■ Stated problem: Give a verbatim copy of the lines below, minus the pictures.

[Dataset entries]
::::::::::

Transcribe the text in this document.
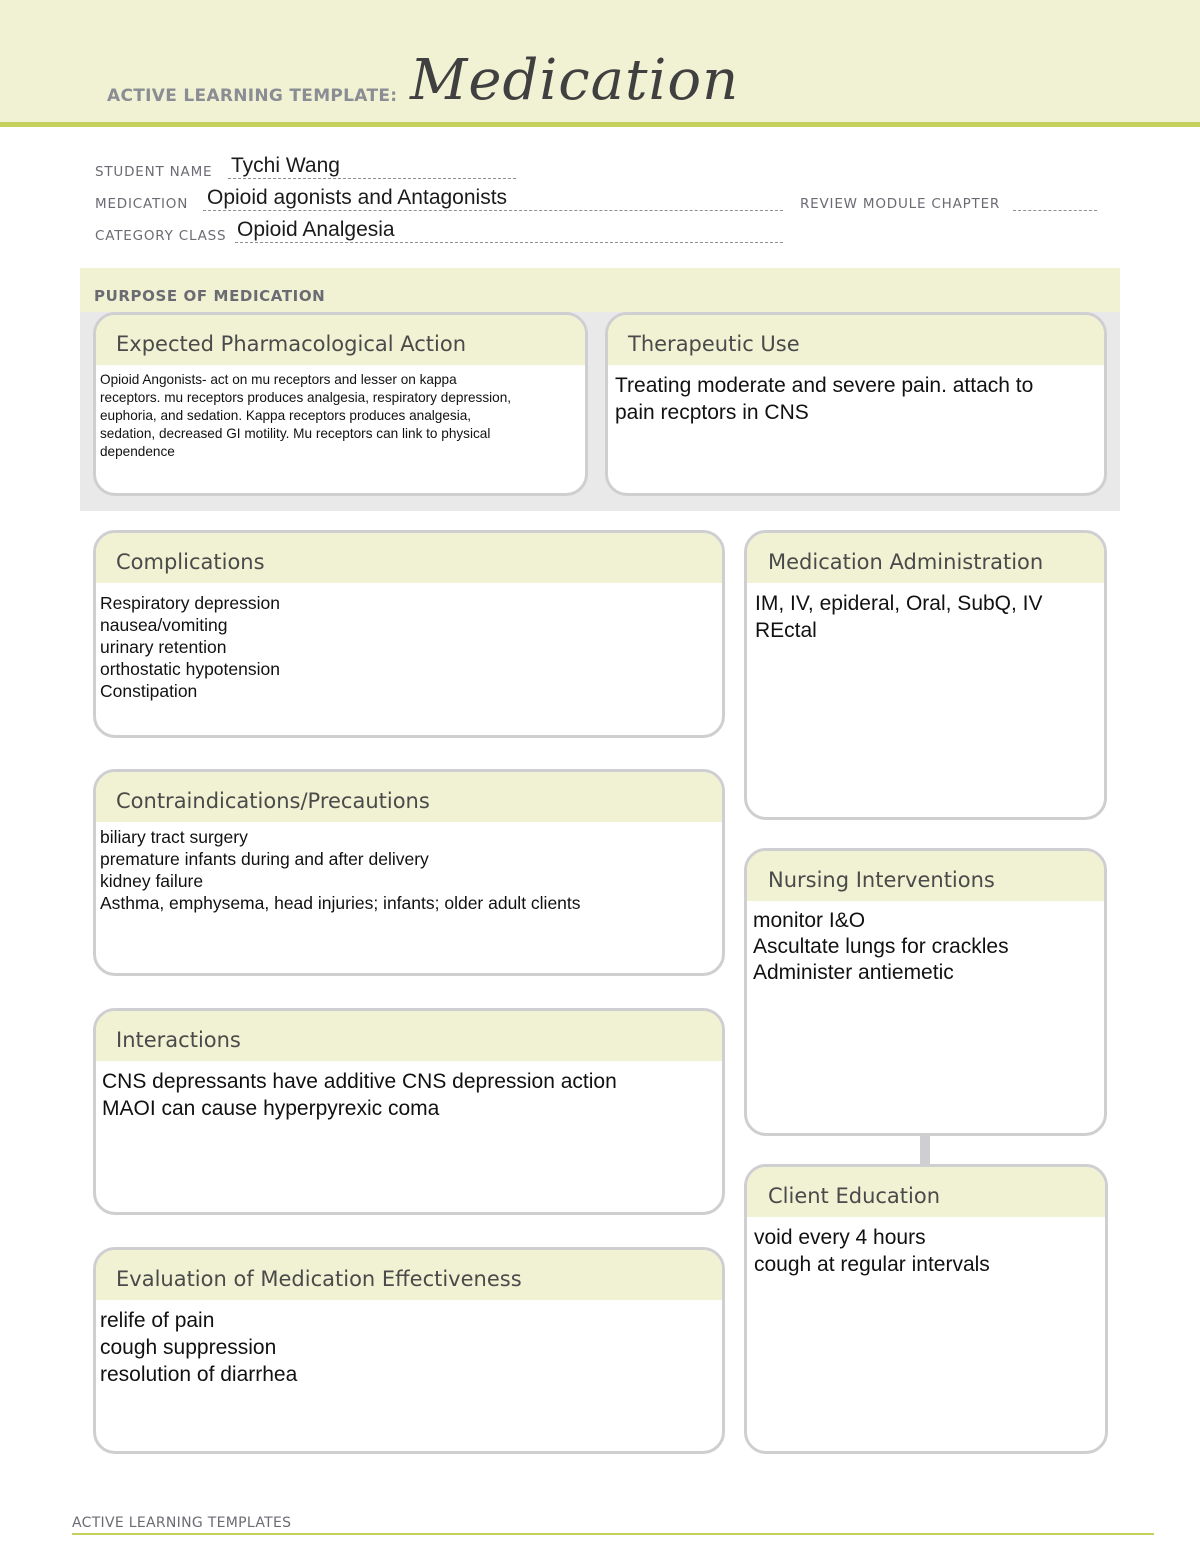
ACTIVE LEARNING TEMPLATE: Medication
STUDENT NAME Tychi Wang
MEDICATION Opioid agonists and Antagonists	REVIEW MODULE CHAPTER
CATEGORY CLASS Opioid Analgesia
PURPOSE OF MEDICATION
Expected Pharmacological Action
Opioid Angonists- act on mu receptors and lesser on kappa
receptors. mu receptors produces analgesia, respiratory depression,
euphoria, and sedation. Kappa receptors produces analgesia,
sedation, decreased GI motility. Mu receptors can link to physical
dependence
Therapeutic Use
Treating moderate and severe pain. attach to
pain recptors in CNS
Complications
Respiratory depression
nausea/vomiting
urinary retention
orthostatic hypotension
Constipation
Contraindications/Precautions
biliary tract surgery
premature infants during and after delivery
kidney failure
Asthma, emphysema, head injuries; infants; older adult clients
Interactions
CNS depressants have additive CNS depression action
MAOI can cause hyperpyrexic coma
Evaluation of Medication Effectiveness
relife of pain
cough suppression
resolution of diarrhea
Medication Administration
IM, IV, epideral, Oral, SubQ, IV
REctal
Nursing Interventions
monitor I&O
Ascultate lungs for crackles
Administer antiemetic
Client Education
void every 4 hours
cough at regular intervals
ACTIVE LEARNING TEMPLATES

::::::::::

■ Answer in full:
Transcribe the text in this document.
ACTIVE LEARNING TEMPLATE: Medication
STUDENT NAME Tychi Wang
MEDICATION Opioid agonists and Antagonists	REVIEW MODULE CHAPTER
CATEGORY CLASS Opioid Analgesia
PURPOSE OF MEDICATION
Expected Pharmacological Action
Opioid Angonists- act on mu receptors and lesser on kappa
receptors. mu receptors produces analgesia, respiratory depression,
euphoria, and sedation. Kappa receptors produces analgesia,
sedation, decreased GI motility. Mu receptors can link to physical
dependence
Therapeutic Use
Treating moderate and severe pain. attach to
pain recptors in CNS
Complications
Respiratory depression
nausea/vomiting
urinary retention
orthostatic hypotension
Constipation
Contraindications/Precautions
biliary tract surgery
premature infants during and after delivery
kidney failure
Asthma, emphysema, head injuries; infants; older adult clients
Interactions
CNS depressants have additive CNS depression action
MAOI can cause hyperpyrexic coma
Evaluation of Medication Effectiveness
relife of pain
cough suppression
resolution of diarrhea
Medication Administration
IM, IV, epideral, Oral, SubQ, IV
REctal
Nursing Interventions
monitor I&O
Ascultate lungs for crackles
Administer antiemetic
Client Education
void every 4 hours
cough at regular intervals
ACTIVE LEARNING TEMPLATES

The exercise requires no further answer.